**WHAT THE EXERCISE ASKS**
Copy down all of the data underneath, exactly as shown.

**EXERCISE INPUTS**

━━━━━━━━━━

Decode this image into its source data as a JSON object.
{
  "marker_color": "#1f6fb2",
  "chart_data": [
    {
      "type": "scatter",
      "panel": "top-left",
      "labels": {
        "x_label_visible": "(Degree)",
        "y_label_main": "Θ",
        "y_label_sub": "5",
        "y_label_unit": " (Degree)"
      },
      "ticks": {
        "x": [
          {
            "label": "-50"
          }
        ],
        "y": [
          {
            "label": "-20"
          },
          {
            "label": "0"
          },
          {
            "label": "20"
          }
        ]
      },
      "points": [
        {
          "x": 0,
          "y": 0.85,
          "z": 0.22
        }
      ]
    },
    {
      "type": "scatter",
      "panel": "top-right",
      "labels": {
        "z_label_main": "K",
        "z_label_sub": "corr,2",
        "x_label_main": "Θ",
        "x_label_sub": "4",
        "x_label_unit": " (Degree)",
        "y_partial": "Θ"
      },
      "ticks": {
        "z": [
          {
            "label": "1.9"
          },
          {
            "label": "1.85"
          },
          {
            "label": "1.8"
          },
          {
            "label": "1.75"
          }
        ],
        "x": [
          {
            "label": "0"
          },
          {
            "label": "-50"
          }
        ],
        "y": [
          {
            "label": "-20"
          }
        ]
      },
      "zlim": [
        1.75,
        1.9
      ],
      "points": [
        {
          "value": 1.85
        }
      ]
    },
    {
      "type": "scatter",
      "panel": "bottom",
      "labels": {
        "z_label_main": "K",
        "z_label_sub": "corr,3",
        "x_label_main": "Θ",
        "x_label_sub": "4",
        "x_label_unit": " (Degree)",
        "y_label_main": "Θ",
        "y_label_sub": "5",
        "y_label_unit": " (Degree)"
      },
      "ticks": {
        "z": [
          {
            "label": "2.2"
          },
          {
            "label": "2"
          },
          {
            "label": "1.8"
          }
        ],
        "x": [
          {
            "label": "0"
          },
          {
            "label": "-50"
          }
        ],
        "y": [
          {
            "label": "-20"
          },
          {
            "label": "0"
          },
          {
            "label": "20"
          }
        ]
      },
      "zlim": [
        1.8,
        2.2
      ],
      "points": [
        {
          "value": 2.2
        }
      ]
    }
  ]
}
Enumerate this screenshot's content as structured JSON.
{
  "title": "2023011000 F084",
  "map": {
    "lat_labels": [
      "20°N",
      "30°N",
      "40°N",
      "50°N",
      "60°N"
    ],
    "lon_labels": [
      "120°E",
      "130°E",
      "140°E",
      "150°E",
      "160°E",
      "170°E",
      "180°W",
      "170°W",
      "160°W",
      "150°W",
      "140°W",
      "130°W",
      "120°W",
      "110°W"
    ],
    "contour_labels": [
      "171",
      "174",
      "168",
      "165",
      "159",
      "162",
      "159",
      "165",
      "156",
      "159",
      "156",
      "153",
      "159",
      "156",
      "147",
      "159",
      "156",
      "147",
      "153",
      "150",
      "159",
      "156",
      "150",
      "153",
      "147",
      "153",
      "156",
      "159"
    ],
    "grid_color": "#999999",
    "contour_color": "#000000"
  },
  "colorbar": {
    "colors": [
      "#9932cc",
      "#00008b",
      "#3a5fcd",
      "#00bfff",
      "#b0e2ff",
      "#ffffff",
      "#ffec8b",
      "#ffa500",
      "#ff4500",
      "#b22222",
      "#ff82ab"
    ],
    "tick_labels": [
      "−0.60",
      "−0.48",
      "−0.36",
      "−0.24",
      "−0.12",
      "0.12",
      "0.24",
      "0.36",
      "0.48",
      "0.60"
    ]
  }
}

━━━━━━━━━━

**OUTPUT FOR THIS TASK**
Decode this image into its source data as a JSON object.
{
  "marker_color": "#1f6fb2",
  "chart_data": [
    {
      "type": "scatter",
      "panel": "top-left",
      "labels": {
        "x_label_visible": "(Degree)",
        "y_label_main": "Θ",
        "y_label_sub": "5",
        "y_label_unit": " (Degree)"
      },
      "ticks": {
        "x": [
          {
            "label": "-50"
          }
        ],
        "y": [
          {
            "label": "-20"
          },
          {
            "label": "0"
          },
          {
            "label": "20"
          }
        ]
      },
      "points": [
        {
          "x": 0,
          "y": 0.85,
          "z": 0.22
        }
      ]
    },
    {
      "type": "scatter",
      "panel": "top-right",
      "labels": {
        "z_label_main": "K",
        "z_label_sub": "corr,2",
        "x_label_main": "Θ",
        "x_label_sub": "4",
        "x_label_unit": " (Degree)",
        "y_partial": "Θ"
      },
      "ticks": {
        "z": [
          {
            "label": "1.9"
          },
          {
            "label": "1.85"
          },
          {
            "label": "1.8"
          },
          {
            "label": "1.75"
          }
        ],
        "x": [
          {
            "label": "0"
          },
          {
            "label": "-50"
          }
        ],
        "y": [
          {
            "label": "-20"
          }
        ]
      },
      "zlim": [
        1.75,
        1.9
      ],
      "points": [
        {
          "value": 1.85
        }
      ]
    },
    {
      "type": "scatter",
      "panel": "bottom",
      "labels": {
        "z_label_main": "K",
        "z_label_sub": "corr,3",
        "x_label_main": "Θ",
        "x_label_sub": "4",
        "x_label_unit": " (Degree)",
        "y_label_main": "Θ",
        "y_label_sub": "5",
        "y_label_unit": " (Degree)"
      },
      "ticks": {
        "z": [
          {
            "label": "2.2"
          },
          {
            "label": "2"
          },
          {
            "label": "1.8"
          }
        ],
        "x": [
          {
            "label": "0"
          },
          {
            "label": "-50"
          }
        ],
        "y": [
          {
            "label": "-20"
          },
          {
            "label": "0"
          },
          {
            "label": "20"
          }
        ]
      },
      "zlim": [
        1.8,
        2.2
      ],
      "points": [
        {
          "value": 2.2
        }
      ]
    }
  ]
}
Enumerate this screenshot's content as structured JSON.
{
  "title": "2023011000 F084",
  "map": {
    "lat_labels": [
      "20°N",
      "30°N",
      "40°N",
      "50°N",
      "60°N"
    ],
    "lon_labels": [
      "120°E",
      "130°E",
      "140°E",
      "150°E",
      "160°E",
      "170°E",
      "180°W",
      "170°W",
      "160°W",
      "150°W",
      "140°W",
      "130°W",
      "120°W",
      "110°W"
    ],
    "contour_labels": [
      "171",
      "174",
      "168",
      "165",
      "159",
      "162",
      "159",
      "165",
      "156",
      "159",
      "156",
      "153",
      "159",
      "156",
      "147",
      "159",
      "156",
      "147",
      "153",
      "150",
      "159",
      "156",
      "150",
      "153",
      "147",
      "153",
      "156",
      "159"
    ],
    "grid_color": "#999999",
    "contour_color": "#000000"
  },
  "colorbar": {
    "colors": [
      "#9932cc",
      "#00008b",
      "#3a5fcd",
      "#00bfff",
      "#b0e2ff",
      "#ffffff",
      "#ffec8b",
      "#ffa500",
      "#ff4500",
      "#b22222",
      "#ff82ab"
    ],
    "tick_labels": [
      "−0.60",
      "−0.48",
      "−0.36",
      "−0.24",
      "−0.12",
      "0.12",
      "0.24",
      "0.36",
      "0.48",
      "0.60"
    ]
  }
}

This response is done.